Extract every line below, verbatim.

Extracted records:
· · ·
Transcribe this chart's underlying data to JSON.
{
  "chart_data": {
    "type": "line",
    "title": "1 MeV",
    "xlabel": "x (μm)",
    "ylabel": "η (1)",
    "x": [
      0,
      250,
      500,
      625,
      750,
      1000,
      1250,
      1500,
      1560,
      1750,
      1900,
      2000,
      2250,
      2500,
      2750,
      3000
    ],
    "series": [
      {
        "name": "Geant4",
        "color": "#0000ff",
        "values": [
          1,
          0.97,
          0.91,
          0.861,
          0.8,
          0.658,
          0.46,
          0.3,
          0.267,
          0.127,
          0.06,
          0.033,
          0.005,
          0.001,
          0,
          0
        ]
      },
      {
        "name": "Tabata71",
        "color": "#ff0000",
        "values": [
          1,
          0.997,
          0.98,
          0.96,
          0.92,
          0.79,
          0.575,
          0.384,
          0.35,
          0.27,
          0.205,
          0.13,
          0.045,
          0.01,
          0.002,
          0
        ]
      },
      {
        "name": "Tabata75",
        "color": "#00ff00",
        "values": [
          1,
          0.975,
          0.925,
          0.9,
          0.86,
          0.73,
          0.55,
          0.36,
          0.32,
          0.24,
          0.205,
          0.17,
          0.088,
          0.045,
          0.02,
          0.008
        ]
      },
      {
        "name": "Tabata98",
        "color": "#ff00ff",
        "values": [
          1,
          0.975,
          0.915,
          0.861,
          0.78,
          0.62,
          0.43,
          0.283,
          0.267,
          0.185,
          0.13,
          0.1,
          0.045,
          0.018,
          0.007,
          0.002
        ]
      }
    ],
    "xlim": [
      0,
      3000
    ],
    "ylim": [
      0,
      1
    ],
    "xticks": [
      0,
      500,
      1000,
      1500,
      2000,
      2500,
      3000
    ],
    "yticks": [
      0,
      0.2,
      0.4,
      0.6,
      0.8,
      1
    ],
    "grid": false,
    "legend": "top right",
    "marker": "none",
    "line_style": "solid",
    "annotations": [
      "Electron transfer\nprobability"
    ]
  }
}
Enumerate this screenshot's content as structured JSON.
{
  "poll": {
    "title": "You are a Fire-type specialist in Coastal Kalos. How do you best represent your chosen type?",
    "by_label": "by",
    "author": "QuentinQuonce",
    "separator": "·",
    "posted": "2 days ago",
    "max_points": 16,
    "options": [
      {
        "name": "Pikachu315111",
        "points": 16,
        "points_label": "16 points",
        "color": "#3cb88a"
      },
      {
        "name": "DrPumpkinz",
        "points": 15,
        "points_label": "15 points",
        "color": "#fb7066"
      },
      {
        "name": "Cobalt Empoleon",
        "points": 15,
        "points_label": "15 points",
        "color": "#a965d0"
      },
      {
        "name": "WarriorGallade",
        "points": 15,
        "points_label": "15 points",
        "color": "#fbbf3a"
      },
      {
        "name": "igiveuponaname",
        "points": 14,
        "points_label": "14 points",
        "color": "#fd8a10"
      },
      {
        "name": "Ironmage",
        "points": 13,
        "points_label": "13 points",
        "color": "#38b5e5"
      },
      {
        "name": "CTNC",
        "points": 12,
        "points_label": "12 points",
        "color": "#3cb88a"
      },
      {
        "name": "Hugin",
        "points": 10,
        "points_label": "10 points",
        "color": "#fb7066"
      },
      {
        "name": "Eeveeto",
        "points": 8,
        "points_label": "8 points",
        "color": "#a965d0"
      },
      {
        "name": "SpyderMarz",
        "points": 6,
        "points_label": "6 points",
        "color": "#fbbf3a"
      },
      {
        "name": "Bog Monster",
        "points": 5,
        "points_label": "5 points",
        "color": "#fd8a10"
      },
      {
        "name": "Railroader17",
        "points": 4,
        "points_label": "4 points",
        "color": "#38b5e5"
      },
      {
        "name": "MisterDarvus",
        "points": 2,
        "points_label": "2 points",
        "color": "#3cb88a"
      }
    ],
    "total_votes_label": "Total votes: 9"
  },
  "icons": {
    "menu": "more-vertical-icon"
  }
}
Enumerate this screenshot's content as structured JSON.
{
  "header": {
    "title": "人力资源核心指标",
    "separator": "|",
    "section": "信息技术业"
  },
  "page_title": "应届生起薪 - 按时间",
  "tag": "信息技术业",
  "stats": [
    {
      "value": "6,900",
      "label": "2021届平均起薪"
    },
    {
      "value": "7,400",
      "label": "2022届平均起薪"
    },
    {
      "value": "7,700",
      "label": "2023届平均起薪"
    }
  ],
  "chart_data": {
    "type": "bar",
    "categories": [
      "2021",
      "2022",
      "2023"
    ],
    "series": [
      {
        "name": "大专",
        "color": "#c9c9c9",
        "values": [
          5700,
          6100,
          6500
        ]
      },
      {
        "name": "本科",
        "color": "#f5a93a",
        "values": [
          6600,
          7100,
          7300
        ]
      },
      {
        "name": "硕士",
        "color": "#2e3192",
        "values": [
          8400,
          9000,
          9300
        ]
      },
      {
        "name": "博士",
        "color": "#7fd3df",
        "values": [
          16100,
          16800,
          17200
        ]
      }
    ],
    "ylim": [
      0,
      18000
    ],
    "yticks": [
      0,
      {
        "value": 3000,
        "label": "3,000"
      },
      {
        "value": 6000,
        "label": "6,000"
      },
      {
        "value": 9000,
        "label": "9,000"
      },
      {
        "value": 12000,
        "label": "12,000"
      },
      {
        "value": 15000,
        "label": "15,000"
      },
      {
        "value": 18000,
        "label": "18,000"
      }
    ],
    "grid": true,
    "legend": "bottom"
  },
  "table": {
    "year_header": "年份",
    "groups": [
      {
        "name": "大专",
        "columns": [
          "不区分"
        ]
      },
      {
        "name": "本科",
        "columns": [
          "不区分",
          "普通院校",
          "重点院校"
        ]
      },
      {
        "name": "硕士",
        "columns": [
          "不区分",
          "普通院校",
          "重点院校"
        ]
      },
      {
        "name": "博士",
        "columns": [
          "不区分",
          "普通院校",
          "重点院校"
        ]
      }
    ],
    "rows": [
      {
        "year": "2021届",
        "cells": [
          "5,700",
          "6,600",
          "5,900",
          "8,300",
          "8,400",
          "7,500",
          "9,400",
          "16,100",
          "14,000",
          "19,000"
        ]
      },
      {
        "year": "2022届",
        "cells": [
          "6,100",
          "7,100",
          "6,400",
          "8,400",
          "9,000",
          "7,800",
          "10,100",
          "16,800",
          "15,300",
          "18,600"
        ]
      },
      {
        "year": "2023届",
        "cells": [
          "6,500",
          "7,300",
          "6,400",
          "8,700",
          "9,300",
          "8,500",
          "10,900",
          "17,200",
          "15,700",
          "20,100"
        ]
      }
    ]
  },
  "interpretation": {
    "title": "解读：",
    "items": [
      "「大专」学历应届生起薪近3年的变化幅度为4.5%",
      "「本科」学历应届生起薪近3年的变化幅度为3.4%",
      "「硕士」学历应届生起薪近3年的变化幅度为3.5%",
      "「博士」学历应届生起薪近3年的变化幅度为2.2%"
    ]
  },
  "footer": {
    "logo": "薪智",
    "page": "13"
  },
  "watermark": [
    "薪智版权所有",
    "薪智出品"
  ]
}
· · ·
Exercise solution ::
Transcribe this chart's underlying data to JSON.
{
  "chart_data": {
    "type": "line",
    "title": "1 MeV",
    "xlabel": "x (μm)",
    "ylabel": "η (1)",
    "x": [
      0,
      250,
      500,
      625,
      750,
      1000,
      1250,
      1500,
      1560,
      1750,
      1900,
      2000,
      2250,
      2500,
      2750,
      3000
    ],
    "series": [
      {
        "name": "Geant4",
        "color": "#0000ff",
        "values": [
          1,
          0.97,
          0.91,
          0.861,
          0.8,
          0.658,
          0.46,
          0.3,
          0.267,
          0.127,
          0.06,
          0.033,
          0.005,
          0.001,
          0,
          0
        ]
      },
      {
        "name": "Tabata71",
        "color": "#ff0000",
        "values": [
          1,
          0.997,
          0.98,
          0.96,
          0.92,
          0.79,
          0.575,
          0.384,
          0.35,
          0.27,
          0.205,
          0.13,
          0.045,
          0.01,
          0.002,
          0
        ]
      },
      {
        "name": "Tabata75",
        "color": "#00ff00",
        "values": [
          1,
          0.975,
          0.925,
          0.9,
          0.86,
          0.73,
          0.55,
          0.36,
          0.32,
          0.24,
          0.205,
          0.17,
          0.088,
          0.045,
          0.02,
          0.008
        ]
      },
      {
        "name": "Tabata98",
        "color": "#ff00ff",
        "values": [
          1,
          0.975,
          0.915,
          0.861,
          0.78,
          0.62,
          0.43,
          0.283,
          0.267,
          0.185,
          0.13,
          0.1,
          0.045,
          0.018,
          0.007,
          0.002
        ]
      }
    ],
    "xlim": [
      0,
      3000
    ],
    "ylim": [
      0,
      1
    ],
    "xticks": [
      0,
      500,
      1000,
      1500,
      2000,
      2500,
      3000
    ],
    "yticks": [
      0,
      0.2,
      0.4,
      0.6,
      0.8,
      1
    ],
    "grid": false,
    "legend": "top right",
    "marker": "none",
    "line_style": "solid",
    "annotations": [
      "Electron transfer\nprobability"
    ]
  }
}
Enumerate this screenshot's content as structured JSON.
{
  "poll": {
    "title": "You are a Fire-type specialist in Coastal Kalos. How do you best represent your chosen type?",
    "by_label": "by",
    "author": "QuentinQuonce",
    "separator": "·",
    "posted": "2 days ago",
    "max_points": 16,
    "options": [
      {
        "name": "Pikachu315111",
        "points": 16,
        "points_label": "16 points",
        "color": "#3cb88a"
      },
      {
        "name": "DrPumpkinz",
        "points": 15,
        "points_label": "15 points",
        "color": "#fb7066"
      },
      {
        "name": "Cobalt Empoleon",
        "points": 15,
        "points_label": "15 points",
        "color": "#a965d0"
      },
      {
        "name": "WarriorGallade",
        "points": 15,
        "points_label": "15 points",
        "color": "#fbbf3a"
      },
      {
        "name": "igiveuponaname",
        "points": 14,
        "points_label": "14 points",
        "color": "#fd8a10"
      },
      {
        "name": "Ironmage",
        "points": 13,
        "points_label": "13 points",
        "color": "#38b5e5"
      },
      {
        "name": "CTNC",
        "points": 12,
        "points_label": "12 points",
        "color": "#3cb88a"
      },
      {
        "name": "Hugin",
        "points": 10,
        "points_label": "10 points",
        "color": "#fb7066"
      },
      {
        "name": "Eeveeto",
        "points": 8,
        "points_label": "8 points",
        "color": "#a965d0"
      },
      {
        "name": "SpyderMarz",
        "points": 6,
        "points_label": "6 points",
        "color": "#fbbf3a"
      },
      {
        "name": "Bog Monster",
        "points": 5,
        "points_label": "5 points",
        "color": "#fd8a10"
      },
      {
        "name": "Railroader17",
        "points": 4,
        "points_label": "4 points",
        "color": "#38b5e5"
      },
      {
        "name": "MisterDarvus",
        "points": 2,
        "points_label": "2 points",
        "color": "#3cb88a"
      }
    ],
    "total_votes_label": "Total votes: 9"
  },
  "icons": {
    "menu": "more-vertical-icon"
  }
}
Enumerate this screenshot's content as structured JSON.
{
  "header": {
    "title": "人力资源核心指标",
    "separator": "|",
    "section": "信息技术业"
  },
  "page_title": "应届生起薪 - 按时间",
  "tag": "信息技术业",
  "stats": [
    {
      "value": "6,900",
      "label": "2021届平均起薪"
    },
    {
      "value": "7,400",
      "label": "2022届平均起薪"
    },
    {
      "value": "7,700",
      "label": "2023届平均起薪"
    }
  ],
  "chart_data": {
    "type": "bar",
    "categories": [
      "2021",
      "2022",
      "2023"
    ],
    "series": [
      {
        "name": "大专",
        "color": "#c9c9c9",
        "values": [
          5700,
          6100,
          6500
        ]
      },
      {
        "name": "本科",
        "color": "#f5a93a",
        "values": [
          6600,
          7100,
          7300
        ]
      },
      {
        "name": "硕士",
        "color": "#2e3192",
        "values": [
          8400,
          9000,
          9300
        ]
      },
      {
        "name": "博士",
        "color": "#7fd3df",
        "values": [
          16100,
          16800,
          17200
        ]
      }
    ],
    "ylim": [
      0,
      18000
    ],
    "yticks": [
      0,
      {
        "value": 3000,
        "label": "3,000"
      },
      {
        "value": 6000,
        "label": "6,000"
      },
      {
        "value": 9000,
        "label": "9,000"
      },
      {
        "value": 12000,
        "label": "12,000"
      },
      {
        "value": 15000,
        "label": "15,000"
      },
      {
        "value": 18000,
        "label": "18,000"
      }
    ],
    "grid": true,
    "legend": "bottom"
  },
  "table": {
    "year_header": "年份",
    "groups": [
      {
        "name": "大专",
        "columns": [
          "不区分"
        ]
      },
      {
        "name": "本科",
        "columns": [
          "不区分",
          "普通院校",
          "重点院校"
        ]
      },
      {
        "name": "硕士",
        "columns": [
          "不区分",
          "普通院校",
          "重点院校"
        ]
      },
      {
        "name": "博士",
        "columns": [
          "不区分",
          "普通院校",
          "重点院校"
        ]
      }
    ],
    "rows": [
      {
        "year": "2021届",
        "cells": [
          "5,700",
          "6,600",
          "5,900",
          "8,300",
          "8,400",
          "7,500",
          "9,400",
          "16,100",
          "14,000",
          "19,000"
        ]
      },
      {
        "year": "2022届",
        "cells": [
          "6,100",
          "7,100",
          "6,400",
          "8,400",
          "9,000",
          "7,800",
          "10,100",
          "16,800",
          "15,300",
          "18,600"
        ]
      },
      {
        "year": "2023届",
        "cells": [
          "6,500",
          "7,300",
          "6,400",
          "8,700",
          "9,300",
          "8,500",
          "10,900",
          "17,200",
          "15,700",
          "20,100"
        ]
      }
    ]
  },
  "interpretation": {
    "title": "解读：",
    "items": [
      "「大专」学历应届生起薪近3年的变化幅度为4.5%",
      "「本科」学历应届生起薪近3年的变化幅度为3.4%",
      "「硕士」学历应届生起薪近3年的变化幅度为3.5%",
      "「博士」学历应届生起薪近3年的变化幅度为2.2%"
    ]
  },
  "footer": {
    "logo": "薪智",
    "page": "13"
  },
  "watermark": [
    "薪智版权所有",
    "薪智出品"
  ]
}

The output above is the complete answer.